**Document page data**.

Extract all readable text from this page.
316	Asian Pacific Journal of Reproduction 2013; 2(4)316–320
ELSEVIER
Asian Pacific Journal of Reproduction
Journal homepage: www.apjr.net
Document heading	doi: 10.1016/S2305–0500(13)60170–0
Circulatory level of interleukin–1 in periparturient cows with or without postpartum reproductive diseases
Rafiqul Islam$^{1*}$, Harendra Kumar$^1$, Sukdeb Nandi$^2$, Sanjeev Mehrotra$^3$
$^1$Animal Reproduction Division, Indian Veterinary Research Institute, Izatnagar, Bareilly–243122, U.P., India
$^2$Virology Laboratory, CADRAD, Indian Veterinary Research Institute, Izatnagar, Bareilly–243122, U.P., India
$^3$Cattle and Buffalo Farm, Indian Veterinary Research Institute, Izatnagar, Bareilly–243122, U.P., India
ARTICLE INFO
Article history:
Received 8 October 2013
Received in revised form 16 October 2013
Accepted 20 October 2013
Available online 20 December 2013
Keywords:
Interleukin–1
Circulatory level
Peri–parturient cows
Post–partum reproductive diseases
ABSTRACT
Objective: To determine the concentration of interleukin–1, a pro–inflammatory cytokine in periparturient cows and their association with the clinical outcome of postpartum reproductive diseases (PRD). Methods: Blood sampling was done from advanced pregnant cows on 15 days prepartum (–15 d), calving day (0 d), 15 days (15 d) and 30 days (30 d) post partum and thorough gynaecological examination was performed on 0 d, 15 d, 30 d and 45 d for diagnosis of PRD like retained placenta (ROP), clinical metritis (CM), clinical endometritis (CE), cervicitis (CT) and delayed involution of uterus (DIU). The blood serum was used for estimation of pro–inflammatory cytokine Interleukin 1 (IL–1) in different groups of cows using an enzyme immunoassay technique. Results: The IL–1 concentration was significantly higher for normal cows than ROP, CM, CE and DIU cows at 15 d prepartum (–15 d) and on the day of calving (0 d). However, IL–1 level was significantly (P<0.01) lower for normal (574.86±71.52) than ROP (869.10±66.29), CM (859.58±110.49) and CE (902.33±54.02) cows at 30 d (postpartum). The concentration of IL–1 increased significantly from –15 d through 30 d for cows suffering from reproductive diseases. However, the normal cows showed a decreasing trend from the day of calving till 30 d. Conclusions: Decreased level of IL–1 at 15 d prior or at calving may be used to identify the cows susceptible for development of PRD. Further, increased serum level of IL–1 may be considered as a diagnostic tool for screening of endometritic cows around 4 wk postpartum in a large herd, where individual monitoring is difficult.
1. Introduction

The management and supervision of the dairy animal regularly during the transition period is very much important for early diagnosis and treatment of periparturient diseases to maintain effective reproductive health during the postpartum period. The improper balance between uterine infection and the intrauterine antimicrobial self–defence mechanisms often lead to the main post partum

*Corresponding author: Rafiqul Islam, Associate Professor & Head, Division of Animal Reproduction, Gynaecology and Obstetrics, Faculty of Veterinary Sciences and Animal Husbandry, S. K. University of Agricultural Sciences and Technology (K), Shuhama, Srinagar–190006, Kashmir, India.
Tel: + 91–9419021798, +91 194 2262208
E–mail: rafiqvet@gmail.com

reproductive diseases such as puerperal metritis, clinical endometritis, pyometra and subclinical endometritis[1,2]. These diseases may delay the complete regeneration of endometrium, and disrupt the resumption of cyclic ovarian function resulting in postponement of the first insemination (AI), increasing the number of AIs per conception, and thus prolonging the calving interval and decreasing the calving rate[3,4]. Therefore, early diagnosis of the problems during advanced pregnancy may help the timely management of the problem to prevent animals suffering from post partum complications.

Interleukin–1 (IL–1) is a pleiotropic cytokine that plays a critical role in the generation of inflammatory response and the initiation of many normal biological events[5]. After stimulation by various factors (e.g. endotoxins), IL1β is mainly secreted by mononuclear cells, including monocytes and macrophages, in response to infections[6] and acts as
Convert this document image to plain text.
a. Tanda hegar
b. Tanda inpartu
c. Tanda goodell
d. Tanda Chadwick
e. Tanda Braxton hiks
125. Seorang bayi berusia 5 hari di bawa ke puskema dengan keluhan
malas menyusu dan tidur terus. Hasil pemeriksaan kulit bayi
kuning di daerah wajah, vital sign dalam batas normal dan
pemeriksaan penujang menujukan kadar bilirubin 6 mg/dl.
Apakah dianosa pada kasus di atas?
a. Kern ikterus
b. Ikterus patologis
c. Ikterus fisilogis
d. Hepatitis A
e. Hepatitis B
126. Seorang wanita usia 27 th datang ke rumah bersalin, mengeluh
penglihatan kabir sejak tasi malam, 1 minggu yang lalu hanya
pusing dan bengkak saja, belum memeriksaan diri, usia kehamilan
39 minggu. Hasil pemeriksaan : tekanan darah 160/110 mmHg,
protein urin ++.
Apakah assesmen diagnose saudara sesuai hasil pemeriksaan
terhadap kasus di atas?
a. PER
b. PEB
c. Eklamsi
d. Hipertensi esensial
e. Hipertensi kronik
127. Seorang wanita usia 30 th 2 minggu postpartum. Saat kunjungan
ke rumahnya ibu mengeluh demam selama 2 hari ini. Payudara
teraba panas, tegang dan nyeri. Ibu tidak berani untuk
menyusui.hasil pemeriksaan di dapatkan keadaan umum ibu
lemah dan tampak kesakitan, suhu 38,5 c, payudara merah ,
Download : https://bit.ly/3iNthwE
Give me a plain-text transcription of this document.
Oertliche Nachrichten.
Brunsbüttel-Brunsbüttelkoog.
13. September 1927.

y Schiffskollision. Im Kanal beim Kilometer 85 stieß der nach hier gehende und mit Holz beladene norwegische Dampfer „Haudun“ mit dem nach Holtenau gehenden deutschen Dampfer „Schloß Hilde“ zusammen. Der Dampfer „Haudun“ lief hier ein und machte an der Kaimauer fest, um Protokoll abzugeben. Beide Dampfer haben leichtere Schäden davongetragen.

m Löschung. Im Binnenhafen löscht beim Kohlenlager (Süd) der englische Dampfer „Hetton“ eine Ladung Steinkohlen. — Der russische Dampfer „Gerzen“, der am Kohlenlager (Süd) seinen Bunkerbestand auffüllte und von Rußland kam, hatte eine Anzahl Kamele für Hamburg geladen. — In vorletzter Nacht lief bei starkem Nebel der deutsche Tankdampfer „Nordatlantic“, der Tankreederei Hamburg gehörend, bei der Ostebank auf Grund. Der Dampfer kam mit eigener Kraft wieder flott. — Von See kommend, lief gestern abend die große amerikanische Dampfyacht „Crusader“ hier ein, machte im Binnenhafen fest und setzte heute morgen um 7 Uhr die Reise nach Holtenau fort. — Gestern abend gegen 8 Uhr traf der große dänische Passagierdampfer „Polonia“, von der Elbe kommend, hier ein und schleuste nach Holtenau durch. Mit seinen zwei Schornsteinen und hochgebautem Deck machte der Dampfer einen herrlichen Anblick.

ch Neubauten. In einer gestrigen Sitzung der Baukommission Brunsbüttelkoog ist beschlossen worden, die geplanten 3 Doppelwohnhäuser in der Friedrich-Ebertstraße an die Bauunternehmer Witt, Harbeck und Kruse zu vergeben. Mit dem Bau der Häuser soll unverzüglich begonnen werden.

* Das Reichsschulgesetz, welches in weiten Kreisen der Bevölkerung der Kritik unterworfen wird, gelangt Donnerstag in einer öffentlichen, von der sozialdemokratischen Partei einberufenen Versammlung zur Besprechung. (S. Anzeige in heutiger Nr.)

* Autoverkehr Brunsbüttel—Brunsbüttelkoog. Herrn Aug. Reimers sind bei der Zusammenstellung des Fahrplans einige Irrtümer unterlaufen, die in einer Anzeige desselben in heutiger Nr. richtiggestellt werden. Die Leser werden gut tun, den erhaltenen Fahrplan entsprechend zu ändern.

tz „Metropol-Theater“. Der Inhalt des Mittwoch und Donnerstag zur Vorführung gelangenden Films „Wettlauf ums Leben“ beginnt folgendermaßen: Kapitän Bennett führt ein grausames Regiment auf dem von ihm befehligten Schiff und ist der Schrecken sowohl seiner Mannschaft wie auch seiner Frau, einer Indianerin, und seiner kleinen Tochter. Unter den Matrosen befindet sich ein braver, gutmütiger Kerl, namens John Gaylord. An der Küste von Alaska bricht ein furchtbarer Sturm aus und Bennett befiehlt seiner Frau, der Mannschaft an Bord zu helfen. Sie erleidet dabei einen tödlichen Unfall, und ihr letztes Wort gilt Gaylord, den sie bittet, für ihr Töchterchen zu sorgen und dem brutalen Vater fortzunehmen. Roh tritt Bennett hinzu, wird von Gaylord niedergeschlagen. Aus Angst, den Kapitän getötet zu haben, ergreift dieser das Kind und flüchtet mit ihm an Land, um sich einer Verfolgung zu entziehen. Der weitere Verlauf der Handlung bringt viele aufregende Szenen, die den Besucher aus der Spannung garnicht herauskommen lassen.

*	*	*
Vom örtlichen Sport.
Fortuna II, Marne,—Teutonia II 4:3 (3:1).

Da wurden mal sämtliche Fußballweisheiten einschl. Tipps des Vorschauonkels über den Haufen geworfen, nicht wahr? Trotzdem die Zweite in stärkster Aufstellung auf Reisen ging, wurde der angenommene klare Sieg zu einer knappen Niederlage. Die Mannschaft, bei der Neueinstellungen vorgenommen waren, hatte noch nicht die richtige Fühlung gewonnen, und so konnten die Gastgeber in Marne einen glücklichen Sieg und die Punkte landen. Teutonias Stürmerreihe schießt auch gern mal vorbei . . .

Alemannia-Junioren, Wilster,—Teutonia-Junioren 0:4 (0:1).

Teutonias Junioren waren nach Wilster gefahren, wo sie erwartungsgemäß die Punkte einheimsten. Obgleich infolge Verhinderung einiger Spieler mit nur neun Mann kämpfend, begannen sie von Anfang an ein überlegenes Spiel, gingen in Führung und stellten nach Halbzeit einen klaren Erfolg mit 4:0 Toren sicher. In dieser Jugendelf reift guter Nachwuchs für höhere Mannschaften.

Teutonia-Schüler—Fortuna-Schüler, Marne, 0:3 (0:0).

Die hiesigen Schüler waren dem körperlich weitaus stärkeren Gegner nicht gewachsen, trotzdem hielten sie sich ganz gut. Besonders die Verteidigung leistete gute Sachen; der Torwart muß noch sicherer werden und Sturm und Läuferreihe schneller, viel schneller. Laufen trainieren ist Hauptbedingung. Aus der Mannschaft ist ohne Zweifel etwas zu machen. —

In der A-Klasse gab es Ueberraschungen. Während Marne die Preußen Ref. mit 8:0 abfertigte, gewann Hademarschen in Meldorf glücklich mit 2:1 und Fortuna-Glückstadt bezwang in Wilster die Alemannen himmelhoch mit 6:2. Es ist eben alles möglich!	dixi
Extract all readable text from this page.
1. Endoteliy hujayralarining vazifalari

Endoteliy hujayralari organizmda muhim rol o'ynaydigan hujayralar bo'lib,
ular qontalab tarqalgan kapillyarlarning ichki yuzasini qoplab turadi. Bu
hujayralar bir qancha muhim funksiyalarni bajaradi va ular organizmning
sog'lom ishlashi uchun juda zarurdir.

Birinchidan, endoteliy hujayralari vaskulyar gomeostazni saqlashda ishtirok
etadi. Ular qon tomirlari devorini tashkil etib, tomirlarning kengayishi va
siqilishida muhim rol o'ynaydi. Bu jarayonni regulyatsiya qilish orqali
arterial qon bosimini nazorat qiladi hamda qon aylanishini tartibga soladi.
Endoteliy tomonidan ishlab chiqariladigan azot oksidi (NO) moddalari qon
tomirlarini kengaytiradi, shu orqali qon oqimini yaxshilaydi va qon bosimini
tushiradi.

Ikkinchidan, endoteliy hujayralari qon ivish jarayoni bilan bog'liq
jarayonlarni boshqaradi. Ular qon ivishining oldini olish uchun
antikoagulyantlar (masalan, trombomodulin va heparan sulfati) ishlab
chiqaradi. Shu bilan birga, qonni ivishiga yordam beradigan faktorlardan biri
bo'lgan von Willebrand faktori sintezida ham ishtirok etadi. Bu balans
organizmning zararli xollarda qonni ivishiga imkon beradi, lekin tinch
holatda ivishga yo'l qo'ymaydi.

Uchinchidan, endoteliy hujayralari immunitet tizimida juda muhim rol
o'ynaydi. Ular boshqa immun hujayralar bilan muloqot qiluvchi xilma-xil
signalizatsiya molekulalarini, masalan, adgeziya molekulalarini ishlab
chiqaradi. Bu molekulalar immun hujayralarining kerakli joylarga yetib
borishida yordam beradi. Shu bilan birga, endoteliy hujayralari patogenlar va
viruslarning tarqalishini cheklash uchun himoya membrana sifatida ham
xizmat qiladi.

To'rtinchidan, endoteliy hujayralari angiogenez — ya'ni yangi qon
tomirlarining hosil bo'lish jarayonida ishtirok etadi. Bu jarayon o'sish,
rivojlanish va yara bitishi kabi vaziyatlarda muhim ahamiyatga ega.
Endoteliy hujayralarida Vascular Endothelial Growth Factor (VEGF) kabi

**WORK TASK**.
Copy each line of the records that has "normal" in it.

**RESULT OF THE EXERCISE**.
Objective: To determine the concentration of interleukin–1, a pro–inflammatory cytokine in periparturient cows and their association with the clinical outcome of postpartum reproductive diseases (PRD). Methods: Blood sampling was done from advanced pregnant cows on 15 days prepartum (–15 d), calving day (0 d), 15 days (15 d) and 30 days (30 d) post partum and thorough gynaecological examination was performed on 0 d, 15 d, 30 d and 45 d for diagnosis of PRD like retained placenta (ROP), clinical metritis (CM), clinical endometritis (CE), cervicitis (CT) and delayed involution of uterus (DIU). The blood serum was used for estimation of pro–inflammatory cytokine Interleukin 1 (IL–1) in different groups of cows using an enzyme immunoassay technique. Results: The IL–1 concentration was significantly higher for normal cows than ROP, CM, CE and DIU cows at 15 d prepartum (–15 d) and on the day of calving (0 d). However, IL–1 level was significantly (P<0.01) lower for normal (574.86±71.52) than ROP (869.10±66.29), CM (859.58±110.49) and CE (902.33±54.02) cows at 30 d (postpartum). The concentration of IL–1 increased significantly from –15 d through 30 d for cows suffering from reproductive diseases. However, the normal cows showed a decreasing trend from the day of calving till 30 d. Conclusions: Decreased level of IL–1 at 15 d prior or at calving may be used to identify the cows susceptible for development of PRD. Further, increased serum level of IL–1 may be considered as a diagnostic tool for screening of endometritic cows around 4 wk postpartum in a large herd, where individual monitoring is difficult.
Interleukin–1 (IL–1) is a pleiotropic cytokine that plays a critical role in the generation of inflammatory response and the initiation of many normal biological events[5]. After stimulation by various factors (e.g. endotoxins), IL1β is mainly secreted by mononuclear cells, including monocytes and macrophages, in response to infections[6] and acts as
kuning di daerah wajah, vital sign dalam batas normal dan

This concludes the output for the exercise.